Brief:
Below are entries. Pull out all lines containing "januari".

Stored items
((

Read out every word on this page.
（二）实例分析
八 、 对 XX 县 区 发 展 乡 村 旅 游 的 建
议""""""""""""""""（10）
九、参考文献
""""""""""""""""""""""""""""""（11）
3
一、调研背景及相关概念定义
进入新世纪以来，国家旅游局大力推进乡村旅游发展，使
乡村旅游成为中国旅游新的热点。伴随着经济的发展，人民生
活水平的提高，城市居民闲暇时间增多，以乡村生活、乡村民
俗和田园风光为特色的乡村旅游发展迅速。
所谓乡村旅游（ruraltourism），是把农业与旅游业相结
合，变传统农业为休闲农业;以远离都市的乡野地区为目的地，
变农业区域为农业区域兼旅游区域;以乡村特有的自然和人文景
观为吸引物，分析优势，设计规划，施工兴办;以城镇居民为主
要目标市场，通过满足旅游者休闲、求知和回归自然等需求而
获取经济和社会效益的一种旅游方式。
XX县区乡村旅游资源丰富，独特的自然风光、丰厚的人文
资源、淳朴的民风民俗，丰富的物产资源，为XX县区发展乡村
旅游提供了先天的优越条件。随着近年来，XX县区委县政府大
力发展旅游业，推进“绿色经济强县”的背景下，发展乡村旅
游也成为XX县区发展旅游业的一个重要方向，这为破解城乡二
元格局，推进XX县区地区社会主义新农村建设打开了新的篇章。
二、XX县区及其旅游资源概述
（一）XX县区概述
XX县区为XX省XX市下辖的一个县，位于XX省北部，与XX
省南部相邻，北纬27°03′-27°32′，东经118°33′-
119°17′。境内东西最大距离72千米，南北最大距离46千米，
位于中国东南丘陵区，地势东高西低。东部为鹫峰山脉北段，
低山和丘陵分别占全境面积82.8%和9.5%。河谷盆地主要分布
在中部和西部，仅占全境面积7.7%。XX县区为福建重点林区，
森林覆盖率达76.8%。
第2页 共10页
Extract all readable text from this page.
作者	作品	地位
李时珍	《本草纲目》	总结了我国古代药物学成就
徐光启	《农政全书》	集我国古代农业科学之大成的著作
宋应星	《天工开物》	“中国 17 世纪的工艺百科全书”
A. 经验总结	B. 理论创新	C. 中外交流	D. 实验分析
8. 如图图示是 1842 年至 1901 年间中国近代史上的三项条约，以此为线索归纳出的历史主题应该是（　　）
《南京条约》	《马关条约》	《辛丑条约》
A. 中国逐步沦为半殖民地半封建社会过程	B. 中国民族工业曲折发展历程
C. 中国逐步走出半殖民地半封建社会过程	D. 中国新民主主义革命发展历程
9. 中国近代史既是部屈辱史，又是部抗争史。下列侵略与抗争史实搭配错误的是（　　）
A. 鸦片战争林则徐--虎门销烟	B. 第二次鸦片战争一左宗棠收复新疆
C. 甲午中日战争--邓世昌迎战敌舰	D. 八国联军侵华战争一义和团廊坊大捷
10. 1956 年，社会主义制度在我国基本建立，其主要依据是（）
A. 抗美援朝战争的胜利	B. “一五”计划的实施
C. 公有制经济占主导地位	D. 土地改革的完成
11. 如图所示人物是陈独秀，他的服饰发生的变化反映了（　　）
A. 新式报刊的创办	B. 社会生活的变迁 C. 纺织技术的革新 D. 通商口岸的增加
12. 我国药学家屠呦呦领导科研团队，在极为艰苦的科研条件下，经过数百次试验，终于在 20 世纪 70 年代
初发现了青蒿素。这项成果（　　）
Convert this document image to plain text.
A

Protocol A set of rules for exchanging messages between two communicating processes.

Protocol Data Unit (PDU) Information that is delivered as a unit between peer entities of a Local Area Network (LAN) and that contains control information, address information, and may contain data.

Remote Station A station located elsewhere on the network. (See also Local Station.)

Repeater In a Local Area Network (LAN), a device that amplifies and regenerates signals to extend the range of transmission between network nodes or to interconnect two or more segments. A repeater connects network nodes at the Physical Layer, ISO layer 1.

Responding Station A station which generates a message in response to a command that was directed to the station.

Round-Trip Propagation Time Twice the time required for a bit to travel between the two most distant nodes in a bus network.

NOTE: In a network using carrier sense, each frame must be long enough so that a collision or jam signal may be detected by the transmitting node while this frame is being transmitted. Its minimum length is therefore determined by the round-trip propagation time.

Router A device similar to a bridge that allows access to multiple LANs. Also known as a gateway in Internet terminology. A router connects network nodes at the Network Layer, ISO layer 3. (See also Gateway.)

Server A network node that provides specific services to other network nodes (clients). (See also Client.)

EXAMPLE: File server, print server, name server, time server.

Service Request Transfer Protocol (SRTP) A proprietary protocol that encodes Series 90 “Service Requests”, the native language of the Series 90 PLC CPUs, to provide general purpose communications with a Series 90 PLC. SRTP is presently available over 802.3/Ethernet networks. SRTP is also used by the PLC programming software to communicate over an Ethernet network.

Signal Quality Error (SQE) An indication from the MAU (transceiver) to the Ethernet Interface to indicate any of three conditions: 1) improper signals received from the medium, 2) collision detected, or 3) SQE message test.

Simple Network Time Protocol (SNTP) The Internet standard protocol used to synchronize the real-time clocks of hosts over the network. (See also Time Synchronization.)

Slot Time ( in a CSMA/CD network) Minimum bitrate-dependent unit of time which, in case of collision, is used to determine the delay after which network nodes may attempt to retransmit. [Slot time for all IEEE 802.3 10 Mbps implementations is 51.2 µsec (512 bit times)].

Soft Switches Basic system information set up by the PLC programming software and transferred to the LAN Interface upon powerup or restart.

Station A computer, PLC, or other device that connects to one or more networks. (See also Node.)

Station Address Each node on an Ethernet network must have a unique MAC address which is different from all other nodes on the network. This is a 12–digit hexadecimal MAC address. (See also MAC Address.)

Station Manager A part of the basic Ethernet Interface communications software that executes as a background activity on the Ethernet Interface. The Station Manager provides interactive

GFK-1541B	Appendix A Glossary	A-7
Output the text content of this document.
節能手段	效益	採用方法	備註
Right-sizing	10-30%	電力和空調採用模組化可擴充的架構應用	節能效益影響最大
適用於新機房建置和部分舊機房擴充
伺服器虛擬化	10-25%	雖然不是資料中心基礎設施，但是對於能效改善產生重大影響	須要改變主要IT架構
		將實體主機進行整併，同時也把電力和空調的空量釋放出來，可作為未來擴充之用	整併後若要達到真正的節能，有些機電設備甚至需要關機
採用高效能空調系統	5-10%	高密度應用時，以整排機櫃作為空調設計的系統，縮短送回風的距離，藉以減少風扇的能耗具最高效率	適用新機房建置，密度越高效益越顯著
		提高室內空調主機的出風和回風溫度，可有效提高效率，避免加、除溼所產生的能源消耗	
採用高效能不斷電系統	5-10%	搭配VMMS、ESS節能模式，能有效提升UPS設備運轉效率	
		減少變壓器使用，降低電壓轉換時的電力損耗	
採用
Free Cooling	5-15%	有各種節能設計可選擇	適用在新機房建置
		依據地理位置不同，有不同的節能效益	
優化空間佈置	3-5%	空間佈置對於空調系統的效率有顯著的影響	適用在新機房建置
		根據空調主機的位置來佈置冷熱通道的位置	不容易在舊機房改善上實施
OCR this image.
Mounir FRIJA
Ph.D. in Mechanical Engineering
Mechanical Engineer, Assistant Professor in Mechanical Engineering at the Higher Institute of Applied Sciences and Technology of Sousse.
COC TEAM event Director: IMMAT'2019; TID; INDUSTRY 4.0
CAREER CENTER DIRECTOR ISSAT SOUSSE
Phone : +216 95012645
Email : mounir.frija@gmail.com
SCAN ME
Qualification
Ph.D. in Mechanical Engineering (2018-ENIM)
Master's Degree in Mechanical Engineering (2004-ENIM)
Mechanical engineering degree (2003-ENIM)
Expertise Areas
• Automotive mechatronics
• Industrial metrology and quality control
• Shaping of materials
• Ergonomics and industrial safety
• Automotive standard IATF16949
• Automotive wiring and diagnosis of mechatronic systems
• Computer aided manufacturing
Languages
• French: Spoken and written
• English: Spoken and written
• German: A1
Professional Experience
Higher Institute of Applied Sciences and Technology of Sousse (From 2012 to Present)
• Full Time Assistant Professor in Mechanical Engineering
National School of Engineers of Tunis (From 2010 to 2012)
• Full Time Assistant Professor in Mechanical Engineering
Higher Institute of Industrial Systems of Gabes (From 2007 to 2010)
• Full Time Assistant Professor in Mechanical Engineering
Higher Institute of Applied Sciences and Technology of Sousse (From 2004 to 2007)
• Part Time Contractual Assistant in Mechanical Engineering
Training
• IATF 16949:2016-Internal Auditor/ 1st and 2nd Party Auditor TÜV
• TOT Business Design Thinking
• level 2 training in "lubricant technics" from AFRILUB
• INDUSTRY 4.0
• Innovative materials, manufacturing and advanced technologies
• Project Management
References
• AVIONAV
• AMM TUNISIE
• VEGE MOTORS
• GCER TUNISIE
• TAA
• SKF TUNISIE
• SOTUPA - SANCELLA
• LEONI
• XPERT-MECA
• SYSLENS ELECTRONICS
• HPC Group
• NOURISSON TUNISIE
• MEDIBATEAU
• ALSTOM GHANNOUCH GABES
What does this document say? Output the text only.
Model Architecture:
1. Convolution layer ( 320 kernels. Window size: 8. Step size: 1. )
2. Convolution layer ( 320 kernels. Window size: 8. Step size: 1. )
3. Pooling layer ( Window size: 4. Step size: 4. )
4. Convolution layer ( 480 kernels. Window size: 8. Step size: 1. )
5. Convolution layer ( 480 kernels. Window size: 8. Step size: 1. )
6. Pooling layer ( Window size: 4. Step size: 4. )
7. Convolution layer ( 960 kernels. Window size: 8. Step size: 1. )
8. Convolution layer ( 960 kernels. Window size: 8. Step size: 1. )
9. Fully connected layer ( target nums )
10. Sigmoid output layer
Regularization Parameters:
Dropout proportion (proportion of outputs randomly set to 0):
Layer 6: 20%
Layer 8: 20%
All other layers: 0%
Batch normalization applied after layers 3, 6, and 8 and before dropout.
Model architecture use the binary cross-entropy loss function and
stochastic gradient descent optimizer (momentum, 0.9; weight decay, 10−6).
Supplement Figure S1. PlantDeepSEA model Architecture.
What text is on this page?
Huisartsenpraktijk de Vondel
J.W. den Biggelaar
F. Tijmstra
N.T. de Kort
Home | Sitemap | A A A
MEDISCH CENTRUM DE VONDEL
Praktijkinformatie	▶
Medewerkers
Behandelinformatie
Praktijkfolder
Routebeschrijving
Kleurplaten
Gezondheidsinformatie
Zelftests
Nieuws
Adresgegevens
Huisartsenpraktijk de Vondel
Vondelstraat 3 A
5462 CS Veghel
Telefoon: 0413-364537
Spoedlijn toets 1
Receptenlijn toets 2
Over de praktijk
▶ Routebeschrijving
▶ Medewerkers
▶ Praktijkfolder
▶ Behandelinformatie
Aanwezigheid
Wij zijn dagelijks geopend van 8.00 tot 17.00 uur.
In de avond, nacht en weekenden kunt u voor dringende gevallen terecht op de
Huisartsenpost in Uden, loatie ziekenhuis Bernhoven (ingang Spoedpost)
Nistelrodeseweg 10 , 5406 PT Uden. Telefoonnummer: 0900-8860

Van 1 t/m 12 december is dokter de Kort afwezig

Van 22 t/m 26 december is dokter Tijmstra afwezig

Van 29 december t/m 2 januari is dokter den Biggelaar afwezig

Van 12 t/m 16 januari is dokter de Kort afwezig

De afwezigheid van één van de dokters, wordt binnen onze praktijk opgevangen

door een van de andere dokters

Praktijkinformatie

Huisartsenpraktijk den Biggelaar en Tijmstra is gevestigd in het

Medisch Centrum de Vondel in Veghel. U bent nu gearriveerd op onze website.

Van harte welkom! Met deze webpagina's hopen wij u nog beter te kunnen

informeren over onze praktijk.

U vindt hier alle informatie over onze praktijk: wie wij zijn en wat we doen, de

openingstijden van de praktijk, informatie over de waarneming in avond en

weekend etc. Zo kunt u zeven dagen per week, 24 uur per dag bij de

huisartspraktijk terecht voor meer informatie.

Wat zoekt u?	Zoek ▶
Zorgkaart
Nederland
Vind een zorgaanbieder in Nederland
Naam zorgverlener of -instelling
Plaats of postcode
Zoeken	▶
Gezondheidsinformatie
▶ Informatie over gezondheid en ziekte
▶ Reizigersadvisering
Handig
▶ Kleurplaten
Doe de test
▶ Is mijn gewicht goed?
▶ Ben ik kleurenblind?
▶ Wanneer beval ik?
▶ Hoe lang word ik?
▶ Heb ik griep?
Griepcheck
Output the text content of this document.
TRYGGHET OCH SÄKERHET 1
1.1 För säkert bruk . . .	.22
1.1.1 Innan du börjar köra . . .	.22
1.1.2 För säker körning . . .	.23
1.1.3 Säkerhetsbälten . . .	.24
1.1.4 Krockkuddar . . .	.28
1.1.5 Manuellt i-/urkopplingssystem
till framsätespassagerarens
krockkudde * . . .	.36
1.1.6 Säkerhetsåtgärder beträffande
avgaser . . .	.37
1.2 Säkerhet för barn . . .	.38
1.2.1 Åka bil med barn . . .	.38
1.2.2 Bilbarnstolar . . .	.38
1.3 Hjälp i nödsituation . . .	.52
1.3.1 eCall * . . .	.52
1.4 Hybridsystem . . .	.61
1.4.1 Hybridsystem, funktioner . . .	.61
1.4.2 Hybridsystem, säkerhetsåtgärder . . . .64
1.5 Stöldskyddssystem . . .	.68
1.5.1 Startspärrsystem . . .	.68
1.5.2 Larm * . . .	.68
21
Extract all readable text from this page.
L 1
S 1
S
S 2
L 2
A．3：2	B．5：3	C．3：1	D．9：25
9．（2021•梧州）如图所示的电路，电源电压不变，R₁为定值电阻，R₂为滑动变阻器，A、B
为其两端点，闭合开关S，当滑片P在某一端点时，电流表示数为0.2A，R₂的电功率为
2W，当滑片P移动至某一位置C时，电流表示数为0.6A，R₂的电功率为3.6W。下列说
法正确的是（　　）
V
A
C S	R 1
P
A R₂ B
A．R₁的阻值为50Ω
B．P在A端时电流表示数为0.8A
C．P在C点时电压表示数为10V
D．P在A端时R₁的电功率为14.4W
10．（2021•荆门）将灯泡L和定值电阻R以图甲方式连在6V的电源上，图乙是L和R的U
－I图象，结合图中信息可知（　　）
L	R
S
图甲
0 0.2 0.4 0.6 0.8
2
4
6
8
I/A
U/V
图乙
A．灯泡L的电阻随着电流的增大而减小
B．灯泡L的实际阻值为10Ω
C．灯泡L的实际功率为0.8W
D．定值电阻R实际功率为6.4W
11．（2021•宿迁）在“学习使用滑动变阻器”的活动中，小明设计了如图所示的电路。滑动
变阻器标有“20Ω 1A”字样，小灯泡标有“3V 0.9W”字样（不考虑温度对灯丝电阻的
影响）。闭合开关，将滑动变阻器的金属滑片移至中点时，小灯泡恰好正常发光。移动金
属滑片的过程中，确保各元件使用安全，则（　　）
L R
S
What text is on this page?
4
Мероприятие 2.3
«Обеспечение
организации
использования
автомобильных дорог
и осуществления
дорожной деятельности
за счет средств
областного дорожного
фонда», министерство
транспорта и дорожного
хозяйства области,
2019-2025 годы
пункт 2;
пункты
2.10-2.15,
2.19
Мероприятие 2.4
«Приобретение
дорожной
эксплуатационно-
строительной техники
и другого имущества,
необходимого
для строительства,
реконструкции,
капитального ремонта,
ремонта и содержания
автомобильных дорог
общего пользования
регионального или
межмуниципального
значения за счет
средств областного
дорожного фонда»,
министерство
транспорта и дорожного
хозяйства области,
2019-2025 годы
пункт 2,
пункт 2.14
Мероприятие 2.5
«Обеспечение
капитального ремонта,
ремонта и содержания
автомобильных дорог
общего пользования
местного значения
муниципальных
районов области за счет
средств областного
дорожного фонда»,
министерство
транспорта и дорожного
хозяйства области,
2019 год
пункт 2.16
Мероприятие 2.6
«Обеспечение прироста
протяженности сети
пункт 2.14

))

Answer for the task:
Van 29 december t/m 2 januari is dokter den Biggelaar afwezig
Van 12 t/m 16 januari is dokter de Kort afwezig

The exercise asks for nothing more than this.